Data items ▸
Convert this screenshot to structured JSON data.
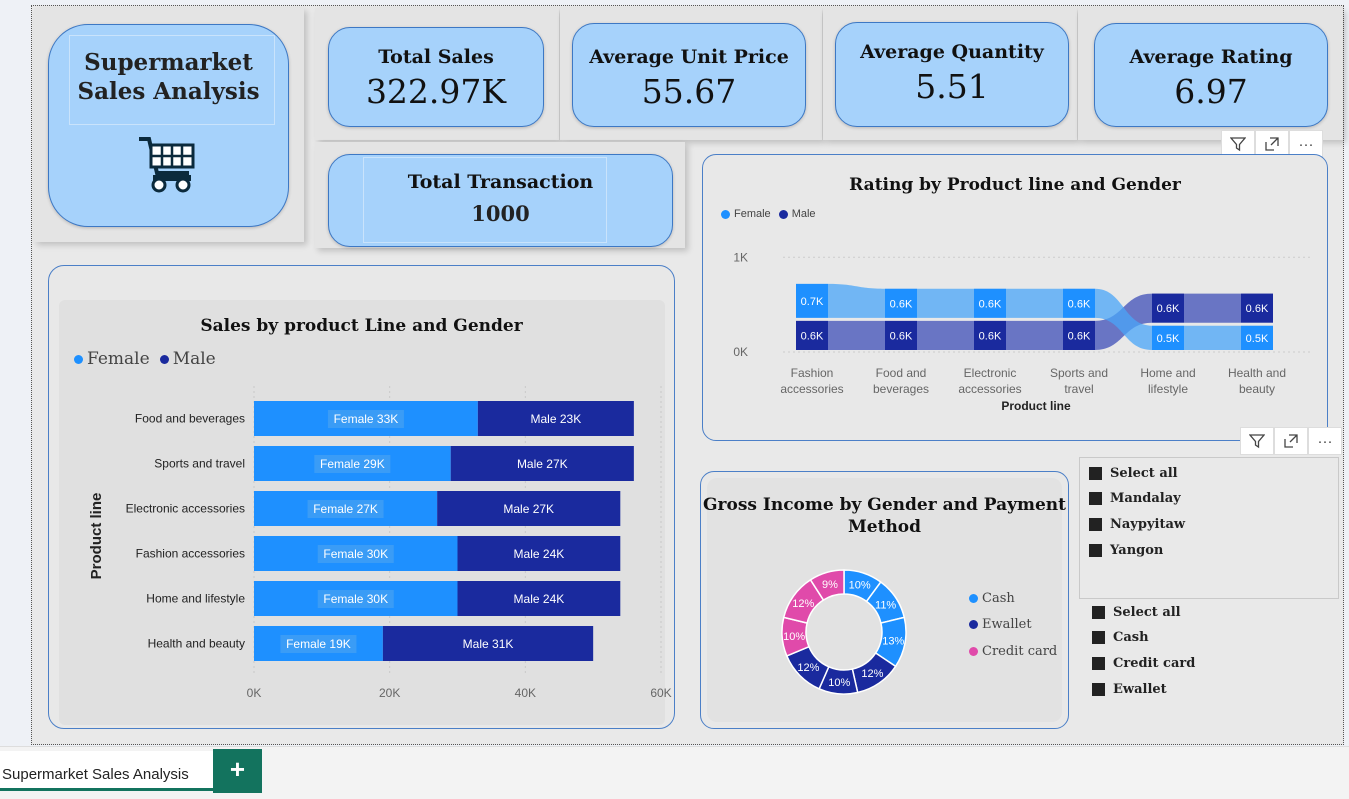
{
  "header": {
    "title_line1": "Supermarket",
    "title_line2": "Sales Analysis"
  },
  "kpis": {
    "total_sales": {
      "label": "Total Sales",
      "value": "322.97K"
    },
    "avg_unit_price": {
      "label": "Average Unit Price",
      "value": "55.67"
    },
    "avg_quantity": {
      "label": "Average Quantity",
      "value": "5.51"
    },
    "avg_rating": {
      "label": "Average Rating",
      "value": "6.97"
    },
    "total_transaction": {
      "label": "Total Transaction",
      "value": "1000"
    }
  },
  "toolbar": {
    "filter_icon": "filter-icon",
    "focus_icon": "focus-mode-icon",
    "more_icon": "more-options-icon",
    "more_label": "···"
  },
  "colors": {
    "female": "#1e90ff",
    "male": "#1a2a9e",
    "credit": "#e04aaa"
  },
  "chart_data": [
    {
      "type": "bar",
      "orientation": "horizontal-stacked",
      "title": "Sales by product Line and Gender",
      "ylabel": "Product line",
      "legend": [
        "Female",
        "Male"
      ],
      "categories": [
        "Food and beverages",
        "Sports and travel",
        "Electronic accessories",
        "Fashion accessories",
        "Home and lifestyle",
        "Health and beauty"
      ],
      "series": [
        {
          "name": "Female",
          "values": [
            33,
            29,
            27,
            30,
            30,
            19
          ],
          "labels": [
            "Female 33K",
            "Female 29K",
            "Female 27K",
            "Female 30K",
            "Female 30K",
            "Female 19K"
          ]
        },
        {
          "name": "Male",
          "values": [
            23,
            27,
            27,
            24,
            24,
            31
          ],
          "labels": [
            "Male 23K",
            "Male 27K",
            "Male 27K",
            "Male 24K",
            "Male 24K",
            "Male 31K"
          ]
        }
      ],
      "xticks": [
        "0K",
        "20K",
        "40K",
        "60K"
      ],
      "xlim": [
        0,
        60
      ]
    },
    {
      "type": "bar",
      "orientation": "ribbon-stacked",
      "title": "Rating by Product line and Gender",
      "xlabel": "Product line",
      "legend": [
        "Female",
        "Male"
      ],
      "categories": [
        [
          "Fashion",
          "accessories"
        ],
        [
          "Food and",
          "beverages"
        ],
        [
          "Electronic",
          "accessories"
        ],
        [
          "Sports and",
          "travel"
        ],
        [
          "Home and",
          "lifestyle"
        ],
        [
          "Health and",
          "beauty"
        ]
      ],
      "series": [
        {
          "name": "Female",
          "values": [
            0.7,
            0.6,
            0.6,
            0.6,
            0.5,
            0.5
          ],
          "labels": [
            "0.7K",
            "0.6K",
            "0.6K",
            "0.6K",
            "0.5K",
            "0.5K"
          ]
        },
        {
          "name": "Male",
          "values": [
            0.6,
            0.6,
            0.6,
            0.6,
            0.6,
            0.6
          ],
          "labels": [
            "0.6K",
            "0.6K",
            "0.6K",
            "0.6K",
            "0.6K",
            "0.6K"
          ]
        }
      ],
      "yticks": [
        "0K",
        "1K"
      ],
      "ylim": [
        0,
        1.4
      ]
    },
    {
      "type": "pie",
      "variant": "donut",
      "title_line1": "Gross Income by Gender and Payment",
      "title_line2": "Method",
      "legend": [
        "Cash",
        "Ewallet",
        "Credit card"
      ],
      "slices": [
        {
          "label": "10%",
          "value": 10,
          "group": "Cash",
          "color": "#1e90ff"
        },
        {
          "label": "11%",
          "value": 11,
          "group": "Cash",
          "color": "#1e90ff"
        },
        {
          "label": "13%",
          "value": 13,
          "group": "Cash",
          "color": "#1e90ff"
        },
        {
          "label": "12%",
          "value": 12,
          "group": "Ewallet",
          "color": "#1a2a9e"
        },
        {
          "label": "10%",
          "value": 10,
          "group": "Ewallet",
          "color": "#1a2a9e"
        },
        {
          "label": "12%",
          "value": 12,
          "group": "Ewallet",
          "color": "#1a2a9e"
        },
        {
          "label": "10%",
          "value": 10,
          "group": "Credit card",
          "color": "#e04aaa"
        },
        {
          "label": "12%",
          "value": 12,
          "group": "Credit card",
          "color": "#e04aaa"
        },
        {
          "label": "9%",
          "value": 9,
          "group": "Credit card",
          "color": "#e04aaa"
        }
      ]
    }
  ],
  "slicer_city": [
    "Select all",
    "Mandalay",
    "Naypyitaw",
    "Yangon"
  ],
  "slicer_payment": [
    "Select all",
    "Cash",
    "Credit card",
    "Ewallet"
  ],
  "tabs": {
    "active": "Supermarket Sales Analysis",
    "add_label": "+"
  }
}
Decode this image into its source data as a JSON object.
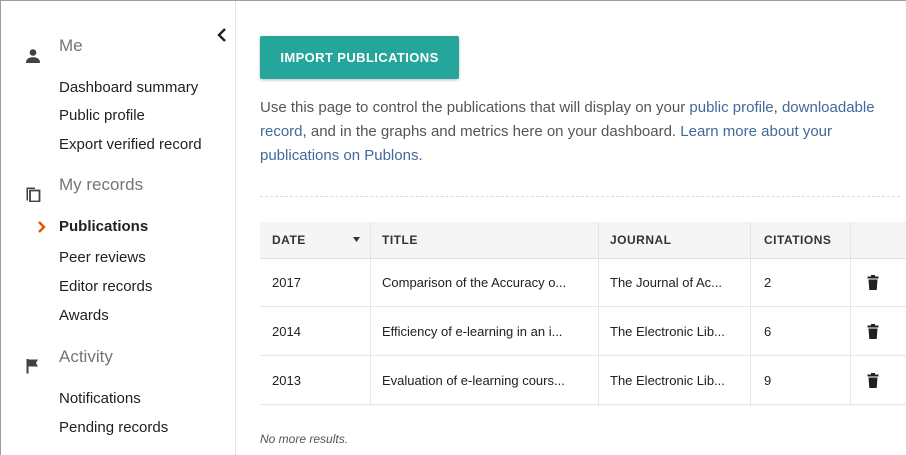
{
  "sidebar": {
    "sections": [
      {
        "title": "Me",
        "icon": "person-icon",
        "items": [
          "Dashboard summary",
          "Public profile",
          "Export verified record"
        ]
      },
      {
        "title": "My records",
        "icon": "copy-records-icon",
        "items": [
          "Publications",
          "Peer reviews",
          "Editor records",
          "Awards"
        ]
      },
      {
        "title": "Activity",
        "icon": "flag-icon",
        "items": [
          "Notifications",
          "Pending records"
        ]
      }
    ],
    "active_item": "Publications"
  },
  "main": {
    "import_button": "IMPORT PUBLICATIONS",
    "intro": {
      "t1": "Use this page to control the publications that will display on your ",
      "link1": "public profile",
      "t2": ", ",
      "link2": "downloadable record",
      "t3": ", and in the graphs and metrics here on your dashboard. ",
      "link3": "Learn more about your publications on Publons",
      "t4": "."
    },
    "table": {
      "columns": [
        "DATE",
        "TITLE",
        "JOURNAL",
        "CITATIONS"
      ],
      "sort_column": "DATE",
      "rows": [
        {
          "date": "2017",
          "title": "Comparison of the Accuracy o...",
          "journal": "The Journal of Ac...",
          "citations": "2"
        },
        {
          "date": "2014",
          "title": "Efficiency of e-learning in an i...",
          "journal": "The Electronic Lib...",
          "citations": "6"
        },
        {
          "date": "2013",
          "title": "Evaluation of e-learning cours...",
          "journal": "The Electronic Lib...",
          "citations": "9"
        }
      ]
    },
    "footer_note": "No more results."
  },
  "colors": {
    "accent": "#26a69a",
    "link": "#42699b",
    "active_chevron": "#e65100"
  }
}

TASK STATEMENT ▸
Give back the entries verbatim. Do not include any picture.

OUTPUT OF THE TASK ▸
Convert this screenshot to structured JSON data.
{
  "header": {
    "title_line1": "Supermarket",
    "title_line2": "Sales Analysis"
  },
  "kpis": {
    "total_sales": {
      "label": "Total Sales",
      "value": "322.97K"
    },
    "avg_unit_price": {
      "label": "Average Unit Price",
      "value": "55.67"
    },
    "avg_quantity": {
      "label": "Average Quantity",
      "value": "5.51"
    },
    "avg_rating": {
      "label": "Average Rating",
      "value": "6.97"
    },
    "total_transaction": {
      "label": "Total Transaction",
      "value": "1000"
    }
  },
  "toolbar": {
    "filter_icon": "filter-icon",
    "focus_icon": "focus-mode-icon",
    "more_icon": "more-options-icon",
    "more_label": "···"
  },
  "colors": {
    "female": "#1e90ff",
    "male": "#1a2a9e",
    "credit": "#e04aaa"
  },
  "chart_data": [
    {
      "type": "bar",
      "orientation": "horizontal-stacked",
      "title": "Sales by product Line and Gender",
      "ylabel": "Product line",
      "legend": [
        "Female",
        "Male"
      ],
      "categories": [
        "Food and beverages",
        "Sports and travel",
        "Electronic accessories",
        "Fashion accessories",
        "Home and lifestyle",
        "Health and beauty"
      ],
      "series": [
        {
          "name": "Female",
          "values": [
            33,
            29,
            27,
            30,
            30,
            19
          ],
          "labels": [
            "Female 33K",
            "Female 29K",
            "Female 27K",
            "Female 30K",
            "Female 30K",
            "Female 19K"
          ]
        },
        {
          "name": "Male",
          "values": [
            23,
            27,
            27,
            24,
            24,
            31
          ],
          "labels": [
            "Male 23K",
            "Male 27K",
            "Male 27K",
            "Male 24K",
            "Male 24K",
            "Male 31K"
          ]
        }
      ],
      "xticks": [
        "0K",
        "20K",
        "40K",
        "60K"
      ],
      "xlim": [
        0,
        60
      ]
    },
    {
      "type": "bar",
      "orientation": "ribbon-stacked",
      "title": "Rating by Product line and Gender",
      "xlabel": "Product line",
      "legend": [
        "Female",
        "Male"
      ],
      "categories": [
        [
          "Fashion",
          "accessories"
        ],
        [
          "Food and",
          "beverages"
        ],
        [
          "Electronic",
          "accessories"
        ],
        [
          "Sports and",
          "travel"
        ],
        [
          "Home and",
          "lifestyle"
        ],
        [
          "Health and",
          "beauty"
        ]
      ],
      "series": [
        {
          "name": "Female",
          "values": [
            0.7,
            0.6,
            0.6,
            0.6,
            0.5,
            0.5
          ],
          "labels": [
            "0.7K",
            "0.6K",
            "0.6K",
            "0.6K",
            "0.5K",
            "0.5K"
          ]
        },
        {
          "name": "Male",
          "values": [
            0.6,
            0.6,
            0.6,
            0.6,
            0.6,
            0.6
          ],
          "labels": [
            "0.6K",
            "0.6K",
            "0.6K",
            "0.6K",
            "0.6K",
            "0.6K"
          ]
        }
      ],
      "yticks": [
        "0K",
        "1K"
      ],
      "ylim": [
        0,
        1.4
      ]
    },
    {
      "type": "pie",
      "variant": "donut",
      "title_line1": "Gross Income by Gender and Payment",
      "title_line2": "Method",
      "legend": [
        "Cash",
        "Ewallet",
        "Credit card"
      ],
      "slices": [
        {
          "label": "10%",
          "value": 10,
          "group": "Cash",
          "color": "#1e90ff"
        },
        {
          "label": "11%",
          "value": 11,
          "group": "Cash",
          "color": "#1e90ff"
        },
        {
          "label": "13%",
          "value": 13,
          "group": "Cash",
          "color": "#1e90ff"
        },
        {
          "label": "12%",
          "value": 12,
          "group": "Ewallet",
          "color": "#1a2a9e"
        },
        {
          "label": "10%",
          "value": 10,
          "group": "Ewallet",
          "color": "#1a2a9e"
        },
        {
          "label": "12%",
          "value": 12,
          "group": "Ewallet",
          "color": "#1a2a9e"
        },
        {
          "label": "10%",
          "value": 10,
          "group": "Credit card",
          "color": "#e04aaa"
        },
        {
          "label": "12%",
          "value": 12,
          "group": "Credit card",
          "color": "#e04aaa"
        },
        {
          "label": "9%",
          "value": 9,
          "group": "Credit card",
          "color": "#e04aaa"
        }
      ]
    }
  ],
  "slicer_city": [
    "Select all",
    "Mandalay",
    "Naypyitaw",
    "Yangon"
  ],
  "slicer_payment": [
    "Select all",
    "Cash",
    "Credit card",
    "Ewallet"
  ],
  "tabs": {
    "active": "Supermarket Sales Analysis",
    "add_label": "+"
  }
}
Decode this image into its source data as a JSON object.
{
  "sidebar": {
    "sections": [
      {
        "title": "Me",
        "icon": "person-icon",
        "items": [
          "Dashboard summary",
          "Public profile",
          "Export verified record"
        ]
      },
      {
        "title": "My records",
        "icon": "copy-records-icon",
        "items": [
          "Publications",
          "Peer reviews",
          "Editor records",
          "Awards"
        ]
      },
      {
        "title": "Activity",
        "icon": "flag-icon",
        "items": [
          "Notifications",
          "Pending records"
        ]
      }
    ],
    "active_item": "Publications"
  },
  "main": {
    "import_button": "IMPORT PUBLICATIONS",
    "intro": {
      "t1": "Use this page to control the publications that will display on your ",
      "link1": "public profile",
      "t2": ", ",
      "link2": "downloadable record",
      "t3": ", and in the graphs and metrics here on your dashboard. ",
      "link3": "Learn more about your publications on Publons",
      "t4": "."
    },
    "table": {
      "columns": [
        "DATE",
        "TITLE",
        "JOURNAL",
        "CITATIONS"
      ],
      "sort_column": "DATE",
      "rows": [
        {
          "date": "2017",
          "title": "Comparison of the Accuracy o...",
          "journal": "The Journal of Ac...",
          "citations": "2"
        },
        {
          "date": "2014",
          "title": "Efficiency of e-learning in an i...",
          "journal": "The Electronic Lib...",
          "citations": "6"
        },
        {
          "date": "2013",
          "title": "Evaluation of e-learning cours...",
          "journal": "The Electronic Lib...",
          "citations": "9"
        }
      ]
    },
    "footer_note": "No more results."
  },
  "colors": {
    "accent": "#26a69a",
    "link": "#42699b",
    "active_chevron": "#e65100"
  }
}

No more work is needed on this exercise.